'''
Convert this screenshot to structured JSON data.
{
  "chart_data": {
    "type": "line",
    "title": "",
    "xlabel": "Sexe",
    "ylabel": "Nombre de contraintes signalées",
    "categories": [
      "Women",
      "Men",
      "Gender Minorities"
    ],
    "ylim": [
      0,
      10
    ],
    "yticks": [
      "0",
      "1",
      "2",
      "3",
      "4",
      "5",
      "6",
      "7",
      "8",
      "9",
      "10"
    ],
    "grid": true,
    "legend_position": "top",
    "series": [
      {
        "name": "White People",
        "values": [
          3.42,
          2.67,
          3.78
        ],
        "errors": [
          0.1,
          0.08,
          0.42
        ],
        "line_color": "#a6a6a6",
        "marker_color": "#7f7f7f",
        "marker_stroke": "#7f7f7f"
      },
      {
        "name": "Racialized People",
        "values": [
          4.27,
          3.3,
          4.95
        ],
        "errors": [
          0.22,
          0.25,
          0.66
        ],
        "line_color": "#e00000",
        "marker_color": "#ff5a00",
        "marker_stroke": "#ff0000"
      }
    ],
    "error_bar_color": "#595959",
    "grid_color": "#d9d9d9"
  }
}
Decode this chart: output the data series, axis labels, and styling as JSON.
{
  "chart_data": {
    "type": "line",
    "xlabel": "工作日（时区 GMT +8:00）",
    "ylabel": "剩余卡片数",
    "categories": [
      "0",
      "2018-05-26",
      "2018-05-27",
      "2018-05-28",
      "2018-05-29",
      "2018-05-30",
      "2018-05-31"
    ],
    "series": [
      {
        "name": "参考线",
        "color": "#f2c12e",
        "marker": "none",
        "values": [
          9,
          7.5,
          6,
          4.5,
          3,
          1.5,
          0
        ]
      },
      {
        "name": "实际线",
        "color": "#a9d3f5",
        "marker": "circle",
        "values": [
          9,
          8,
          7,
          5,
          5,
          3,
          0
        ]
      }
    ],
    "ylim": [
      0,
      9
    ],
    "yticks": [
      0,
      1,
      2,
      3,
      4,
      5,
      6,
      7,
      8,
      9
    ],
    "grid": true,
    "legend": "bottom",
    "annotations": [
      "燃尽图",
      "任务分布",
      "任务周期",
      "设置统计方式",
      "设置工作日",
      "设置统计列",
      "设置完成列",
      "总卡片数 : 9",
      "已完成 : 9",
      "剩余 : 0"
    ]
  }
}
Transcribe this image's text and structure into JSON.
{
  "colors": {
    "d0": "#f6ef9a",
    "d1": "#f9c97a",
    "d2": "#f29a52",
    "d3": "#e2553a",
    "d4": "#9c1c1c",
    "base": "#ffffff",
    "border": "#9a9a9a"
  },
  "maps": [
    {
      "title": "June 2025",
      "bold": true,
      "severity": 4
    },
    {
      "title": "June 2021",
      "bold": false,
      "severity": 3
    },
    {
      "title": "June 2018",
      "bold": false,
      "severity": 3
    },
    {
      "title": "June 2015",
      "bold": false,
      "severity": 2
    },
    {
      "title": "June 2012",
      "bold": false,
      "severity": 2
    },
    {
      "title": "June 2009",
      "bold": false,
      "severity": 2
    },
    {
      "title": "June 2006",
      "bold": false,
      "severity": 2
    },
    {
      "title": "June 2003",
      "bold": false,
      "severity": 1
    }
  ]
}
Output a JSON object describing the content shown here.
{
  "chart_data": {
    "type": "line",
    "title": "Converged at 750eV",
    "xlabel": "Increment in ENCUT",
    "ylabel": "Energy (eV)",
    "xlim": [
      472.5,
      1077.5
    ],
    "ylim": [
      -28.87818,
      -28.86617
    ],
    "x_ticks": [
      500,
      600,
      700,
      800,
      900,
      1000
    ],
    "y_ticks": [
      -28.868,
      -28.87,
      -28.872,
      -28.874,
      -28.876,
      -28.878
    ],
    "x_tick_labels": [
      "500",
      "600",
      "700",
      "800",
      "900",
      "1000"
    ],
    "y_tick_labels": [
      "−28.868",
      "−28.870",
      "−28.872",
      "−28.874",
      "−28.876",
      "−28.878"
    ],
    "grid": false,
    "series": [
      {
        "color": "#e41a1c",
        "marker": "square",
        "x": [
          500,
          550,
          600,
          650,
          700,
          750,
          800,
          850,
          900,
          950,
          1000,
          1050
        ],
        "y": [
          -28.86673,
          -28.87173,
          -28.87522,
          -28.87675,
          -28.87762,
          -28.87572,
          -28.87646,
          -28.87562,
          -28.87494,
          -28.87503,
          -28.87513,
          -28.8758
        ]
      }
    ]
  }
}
'''
What you should do:
Print every record above exactly as written.

Completed task:
Convert this screenshot to structured JSON data.
{
  "chart_data": {
    "type": "line",
    "title": "",
    "xlabel": "Sexe",
    "ylabel": "Nombre de contraintes signalées",
    "categories": [
      "Women",
      "Men",
      "Gender Minorities"
    ],
    "ylim": [
      0,
      10
    ],
    "yticks": [
      "0",
      "1",
      "2",
      "3",
      "4",
      "5",
      "6",
      "7",
      "8",
      "9",
      "10"
    ],
    "grid": true,
    "legend_position": "top",
    "series": [
      {
        "name": "White People",
        "values": [
          3.42,
          2.67,
          3.78
        ],
        "errors": [
          0.1,
          0.08,
          0.42
        ],
        "line_color": "#a6a6a6",
        "marker_color": "#7f7f7f",
        "marker_stroke": "#7f7f7f"
      },
      {
        "name": "Racialized People",
        "values": [
          4.27,
          3.3,
          4.95
        ],
        "errors": [
          0.22,
          0.25,
          0.66
        ],
        "line_color": "#e00000",
        "marker_color": "#ff5a00",
        "marker_stroke": "#ff0000"
      }
    ],
    "error_bar_color": "#595959",
    "grid_color": "#d9d9d9"
  }
}
Decode this chart: output the data series, axis labels, and styling as JSON.
{
  "chart_data": {
    "type": "line",
    "xlabel": "工作日（时区 GMT +8:00）",
    "ylabel": "剩余卡片数",
    "categories": [
      "0",
      "2018-05-26",
      "2018-05-27",
      "2018-05-28",
      "2018-05-29",
      "2018-05-30",
      "2018-05-31"
    ],
    "series": [
      {
        "name": "参考线",
        "color": "#f2c12e",
        "marker": "none",
        "values": [
          9,
          7.5,
          6,
          4.5,
          3,
          1.5,
          0
        ]
      },
      {
        "name": "实际线",
        "color": "#a9d3f5",
        "marker": "circle",
        "values": [
          9,
          8,
          7,
          5,
          5,
          3,
          0
        ]
      }
    ],
    "ylim": [
      0,
      9
    ],
    "yticks": [
      0,
      1,
      2,
      3,
      4,
      5,
      6,
      7,
      8,
      9
    ],
    "grid": true,
    "legend": "bottom",
    "annotations": [
      "燃尽图",
      "任务分布",
      "任务周期",
      "设置统计方式",
      "设置工作日",
      "设置统计列",
      "设置完成列",
      "总卡片数 : 9",
      "已完成 : 9",
      "剩余 : 0"
    ]
  }
}
Transcribe this image's text and structure into JSON.
{
  "colors": {
    "d0": "#f6ef9a",
    "d1": "#f9c97a",
    "d2": "#f29a52",
    "d3": "#e2553a",
    "d4": "#9c1c1c",
    "base": "#ffffff",
    "border": "#9a9a9a"
  },
  "maps": [
    {
      "title": "June 2025",
      "bold": true,
      "severity": 4
    },
    {
      "title": "June 2021",
      "bold": false,
      "severity": 3
    },
    {
      "title": "June 2018",
      "bold": false,
      "severity": 3
    },
    {
      "title": "June 2015",
      "bold": false,
      "severity": 2
    },
    {
      "title": "June 2012",
      "bold": false,
      "severity": 2
    },
    {
      "title": "June 2009",
      "bold": false,
      "severity": 2
    },
    {
      "title": "June 2006",
      "bold": false,
      "severity": 2
    },
    {
      "title": "June 2003",
      "bold": false,
      "severity": 1
    }
  ]
}
Output a JSON object describing the content shown here.
{
  "chart_data": {
    "type": "line",
    "title": "Converged at 750eV",
    "xlabel": "Increment in ENCUT",
    "ylabel": "Energy (eV)",
    "xlim": [
      472.5,
      1077.5
    ],
    "ylim": [
      -28.87818,
      -28.86617
    ],
    "x_ticks": [
      500,
      600,
      700,
      800,
      900,
      1000
    ],
    "y_ticks": [
      -28.868,
      -28.87,
      -28.872,
      -28.874,
      -28.876,
      -28.878
    ],
    "x_tick_labels": [
      "500",
      "600",
      "700",
      "800",
      "900",
      "1000"
    ],
    "y_tick_labels": [
      "−28.868",
      "−28.870",
      "−28.872",
      "−28.874",
      "−28.876",
      "−28.878"
    ],
    "grid": false,
    "series": [
      {
        "color": "#e41a1c",
        "marker": "square",
        "x": [
          500,
          550,
          600,
          650,
          700,
          750,
          800,
          850,
          900,
          950,
          1000,
          1050
        ],
        "y": [
          -28.86673,
          -28.87173,
          -28.87522,
          -28.87675,
          -28.87762,
          -28.87572,
          -28.87646,
          -28.87562,
          -28.87494,
          -28.87503,
          -28.87513,
          -28.8758
        ]
      }
    ]
  }
}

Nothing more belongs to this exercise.